Work out how many lines have "thấp" in them. Give only that number.
BEGIN SOURCE MATERIAL
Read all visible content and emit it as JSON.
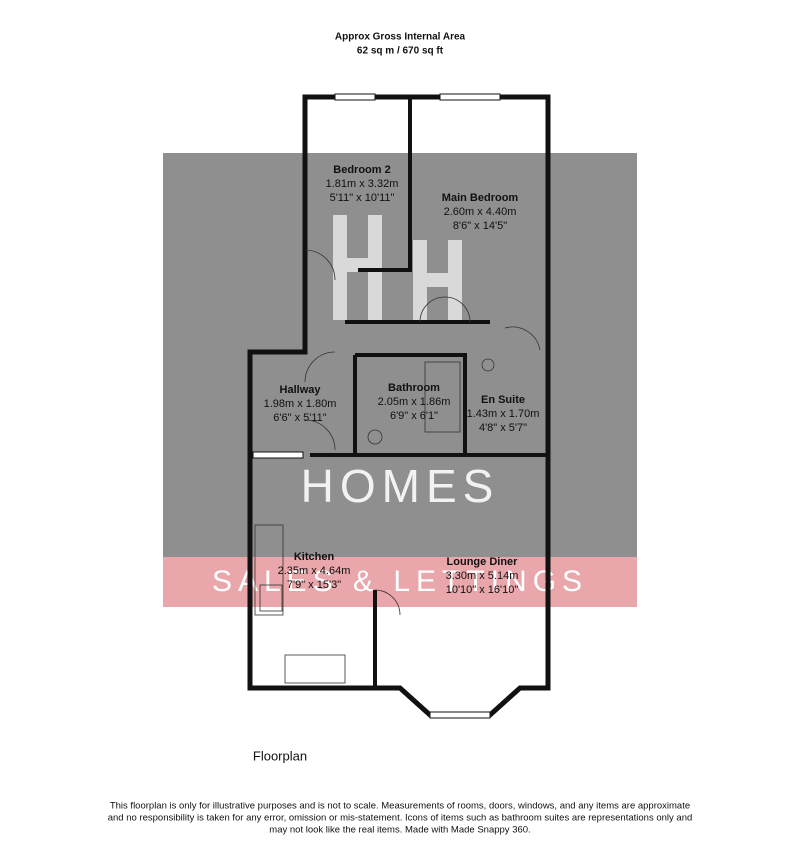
{
  "header": {
    "lines": [
      "Approx Gross Internal Area",
      "62 sq m / 670 sq ft"
    ]
  },
  "watermark": {
    "brand": "HOMES",
    "tagline": "SALES & LETTINGS"
  },
  "rooms": [
    {
      "name": "Bedroom 2",
      "metric": "1.81m x 3.32m",
      "imperial": "5'11\" x 10'11\""
    },
    {
      "name": "Main Bedroom",
      "metric": "2.60m x 4.40m",
      "imperial": "8'6\" x 14'5\""
    },
    {
      "name": "Hallway",
      "metric": "1.98m x 1.80m",
      "imperial": "6'6\" x 5'11\""
    },
    {
      "name": "Bathroom",
      "metric": "2.05m x 1.86m",
      "imperial": "6'9\" x 6'1\""
    },
    {
      "name": "En Suite",
      "metric": "1.43m x 1.70m",
      "imperial": "4'8\" x 5'7\""
    },
    {
      "name": "Kitchen",
      "metric": "2.35m x 4.64m",
      "imperial": "7'9\" x 15'3\""
    },
    {
      "name": "Lounge Diner",
      "metric": "3.30m x 5.14m",
      "imperial": "10'10\" x 16'10\""
    }
  ],
  "label": "Floorplan",
  "disclaimer": [
    "This floorplan is only for illustrative purposes and is not to scale. Measurements of rooms, doors, windows, and any items are approximate",
    "and no responsibility is taken for any error, omission or mis-statement. Icons of items such as bathroom suites are representations only and",
    "may not look like the real items. Made with Made Snappy 360."
  ]
}
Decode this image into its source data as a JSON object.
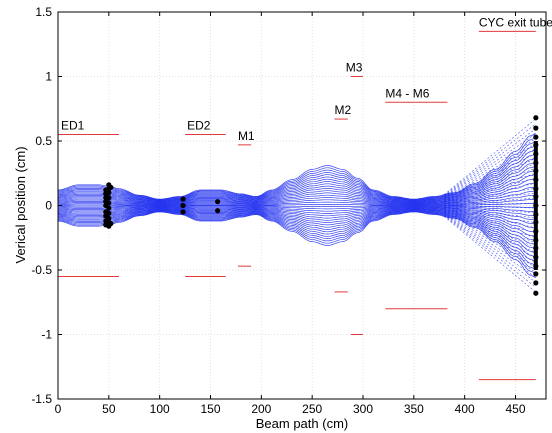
{
  "chart_data": {
    "type": "line",
    "title": "",
    "xlabel": "Beam path (cm)",
    "ylabel": "Verical position (cm)",
    "xlim": [
      0,
      480
    ],
    "ylim": [
      -1.5,
      1.5
    ],
    "xticks": [
      0,
      50,
      100,
      150,
      200,
      250,
      300,
      350,
      400,
      450
    ],
    "yticks": [
      -1.5,
      -1,
      -0.5,
      0,
      0.5,
      1,
      1.5
    ],
    "ytick_labels": [
      "-1.5",
      "-1",
      "-0.5",
      "0",
      "0.5",
      "1",
      "1.5"
    ],
    "grid": true,
    "colors": {
      "trajectories": "#1f2ff0",
      "apertures": "#e23a3a",
      "markers": "#000000"
    },
    "envelope": {
      "x": [
        0,
        20,
        40,
        50,
        60,
        80,
        100,
        120,
        140,
        160,
        180,
        195,
        210,
        230,
        250,
        265,
        280,
        295,
        310,
        330,
        350,
        370,
        390,
        410,
        430,
        450,
        465,
        470
      ],
      "ymax": [
        0.12,
        0.16,
        0.16,
        0.15,
        0.13,
        0.08,
        0.05,
        0.07,
        0.12,
        0.12,
        0.09,
        0.07,
        0.12,
        0.2,
        0.28,
        0.31,
        0.28,
        0.21,
        0.12,
        0.07,
        0.05,
        0.07,
        0.1,
        0.17,
        0.28,
        0.42,
        0.54,
        0.56
      ]
    },
    "apertures": [
      {
        "label": "ED1",
        "x0": 0,
        "x1": 60,
        "y_top": 0.55,
        "y_bottom": -0.55
      },
      {
        "label": "ED2",
        "x0": 125,
        "x1": 165,
        "y_top": 0.55,
        "y_bottom": -0.55
      },
      {
        "label": "M1",
        "x0": 177,
        "x1": 190,
        "y_top": 0.47,
        "y_bottom": -0.47
      },
      {
        "label": "M2",
        "x0": 272,
        "x1": 285,
        "y_top": 0.67,
        "y_bottom": -0.67
      },
      {
        "label": "M3",
        "x0": 288,
        "x1": 300,
        "y_top": 1.0,
        "y_bottom": -1.0
      },
      {
        "label": "M4 - M6",
        "x0": 322,
        "x1": 383,
        "y_top": 0.8,
        "y_bottom": -0.8
      },
      {
        "label": "CYC exit tube",
        "x0": 414,
        "x1": 470,
        "y_top": 1.35,
        "y_bottom": -1.35
      }
    ],
    "marker_columns": [
      {
        "x": 47,
        "y": [
          -0.15,
          -0.12,
          -0.08,
          -0.05,
          0.0,
          0.03,
          0.06,
          0.09,
          0.12
        ]
      },
      {
        "x": 50,
        "y": [
          -0.16,
          -0.13,
          -0.1,
          -0.06,
          -0.02,
          0.02,
          0.06,
          0.1,
          0.13,
          0.16
        ]
      },
      {
        "x": 52,
        "y": [
          -0.14,
          0.14
        ]
      },
      {
        "x": 123,
        "y": [
          -0.05,
          0.0,
          0.05
        ]
      },
      {
        "x": 157,
        "y": [
          -0.04,
          0.03
        ]
      },
      {
        "x": 470,
        "y": [
          -0.68,
          -0.6,
          -0.53,
          -0.47,
          -0.4,
          -0.33,
          -0.27,
          -0.2,
          -0.13,
          -0.07,
          0.0,
          0.07,
          0.13,
          0.2,
          0.27,
          0.33,
          0.4,
          0.47,
          0.53,
          0.6,
          0.68
        ]
      }
    ]
  }
}
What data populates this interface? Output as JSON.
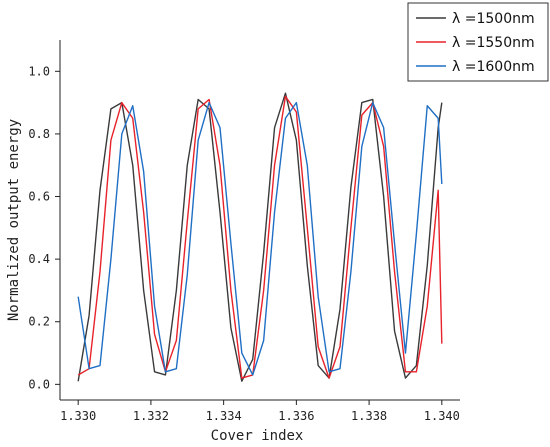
{
  "chart_data": {
    "type": "line",
    "title": "",
    "xlabel": "Cover index",
    "ylabel": "Normalized output energy",
    "xlim": [
      1.3295,
      1.3405
    ],
    "ylim": [
      -0.05,
      1.1
    ],
    "x_ticks": [
      1.33,
      1.332,
      1.334,
      1.336,
      1.338,
      1.34
    ],
    "x_tick_labels": [
      "1.330",
      "1.332",
      "1.334",
      "1.336",
      "1.338",
      "1.340"
    ],
    "y_ticks": [
      0.0,
      0.2,
      0.4,
      0.6,
      0.8,
      1.0
    ],
    "y_tick_labels": [
      "0.0",
      "0.2",
      "0.4",
      "0.6",
      "0.8",
      "1.0"
    ],
    "legend_position": "top-right",
    "grid": false,
    "series": [
      {
        "name": "λ =1500nm",
        "color": "#3a3a3a",
        "x": [
          1.33,
          1.3303,
          1.3306,
          1.3309,
          1.3312,
          1.3315,
          1.3318,
          1.3321,
          1.3324,
          1.3327,
          1.333,
          1.3333,
          1.3336,
          1.3339,
          1.3342,
          1.3345,
          1.3348,
          1.3351,
          1.3354,
          1.3357,
          1.336,
          1.3363,
          1.3366,
          1.3369,
          1.3372,
          1.3375,
          1.3378,
          1.3381,
          1.3384,
          1.3387,
          1.339,
          1.3393,
          1.3396,
          1.3399,
          1.34
        ],
        "values": [
          0.01,
          0.22,
          0.62,
          0.88,
          0.9,
          0.7,
          0.3,
          0.04,
          0.03,
          0.3,
          0.7,
          0.91,
          0.88,
          0.55,
          0.18,
          0.01,
          0.08,
          0.42,
          0.82,
          0.93,
          0.78,
          0.38,
          0.06,
          0.02,
          0.24,
          0.63,
          0.9,
          0.91,
          0.6,
          0.17,
          0.02,
          0.06,
          0.38,
          0.82,
          0.9
        ]
      },
      {
        "name": "λ =1550nm",
        "color": "#e8222a",
        "x": [
          1.33,
          1.3303,
          1.3306,
          1.3309,
          1.3312,
          1.3315,
          1.3318,
          1.3321,
          1.3324,
          1.3327,
          1.333,
          1.3333,
          1.3336,
          1.3339,
          1.3342,
          1.3345,
          1.3348,
          1.3351,
          1.3354,
          1.3357,
          1.336,
          1.3363,
          1.3366,
          1.3369,
          1.3372,
          1.3375,
          1.3378,
          1.3381,
          1.3384,
          1.3387,
          1.339,
          1.3393,
          1.3396,
          1.3399,
          1.34
        ],
        "values": [
          0.03,
          0.05,
          0.36,
          0.78,
          0.9,
          0.85,
          0.55,
          0.16,
          0.04,
          0.14,
          0.52,
          0.88,
          0.91,
          0.7,
          0.3,
          0.02,
          0.03,
          0.3,
          0.7,
          0.92,
          0.87,
          0.5,
          0.12,
          0.02,
          0.12,
          0.5,
          0.86,
          0.9,
          0.76,
          0.36,
          0.04,
          0.04,
          0.25,
          0.62,
          0.13
        ]
      },
      {
        "name": "λ =1600nm",
        "color": "#1f6fc5",
        "x": [
          1.33,
          1.3303,
          1.3306,
          1.3309,
          1.3312,
          1.3315,
          1.3318,
          1.3321,
          1.3324,
          1.3327,
          1.333,
          1.3333,
          1.3336,
          1.3339,
          1.3342,
          1.3345,
          1.3348,
          1.3351,
          1.3354,
          1.3357,
          1.336,
          1.3363,
          1.3366,
          1.3369,
          1.3372,
          1.3375,
          1.3378,
          1.3381,
          1.3384,
          1.3387,
          1.339,
          1.3393,
          1.3396,
          1.3399,
          1.34
        ],
        "values": [
          0.28,
          0.05,
          0.06,
          0.4,
          0.8,
          0.89,
          0.68,
          0.25,
          0.04,
          0.05,
          0.35,
          0.78,
          0.9,
          0.82,
          0.45,
          0.1,
          0.03,
          0.14,
          0.55,
          0.85,
          0.9,
          0.7,
          0.28,
          0.04,
          0.05,
          0.36,
          0.76,
          0.9,
          0.82,
          0.45,
          0.1,
          0.48,
          0.89,
          0.85,
          0.64
        ]
      }
    ]
  }
}
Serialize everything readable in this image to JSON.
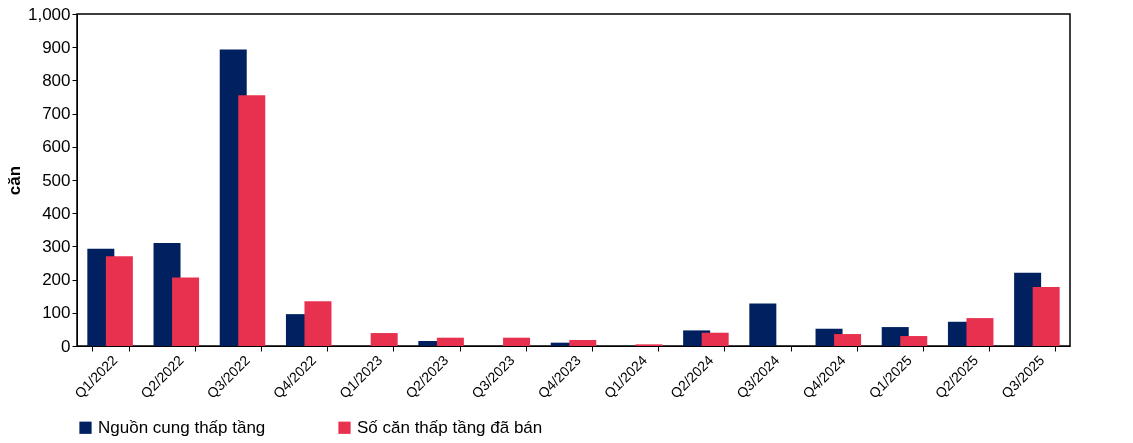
{
  "chart_data": {
    "type": "bar",
    "ylabel": "căn",
    "categories": [
      "Q1/2022",
      "Q2/2022",
      "Q3/2022",
      "Q4/2022",
      "Q1/2023",
      "Q2/2023",
      "Q3/2023",
      "Q4/2023",
      "Q1/2024",
      "Q2/2024",
      "Q3/2024",
      "Q4/2024",
      "Q1/2025",
      "Q2/2025",
      "Q3/2025"
    ],
    "series": [
      {
        "name": "Nguồn cung thấp tầng",
        "color": "#002060",
        "values": [
          293,
          310,
          893,
          96,
          0,
          15,
          0,
          10,
          0,
          47,
          128,
          52,
          57,
          73,
          221
        ]
      },
      {
        "name": "Số căn thấp tầng đã bán",
        "color": "#e8304f",
        "values": [
          270,
          206,
          755,
          135,
          39,
          25,
          25,
          18,
          5,
          40,
          0,
          36,
          30,
          84,
          178
        ]
      }
    ],
    "ylim": [
      0,
      1000
    ],
    "yticks": [
      0,
      100,
      200,
      300,
      400,
      500,
      600,
      700,
      800,
      900,
      {
        "value": 1000,
        "label": "1,000"
      }
    ],
    "grid": false,
    "legend": "bottom"
  }
}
END SOURCE MATERIAL
EXERCISE OUTPUT:
2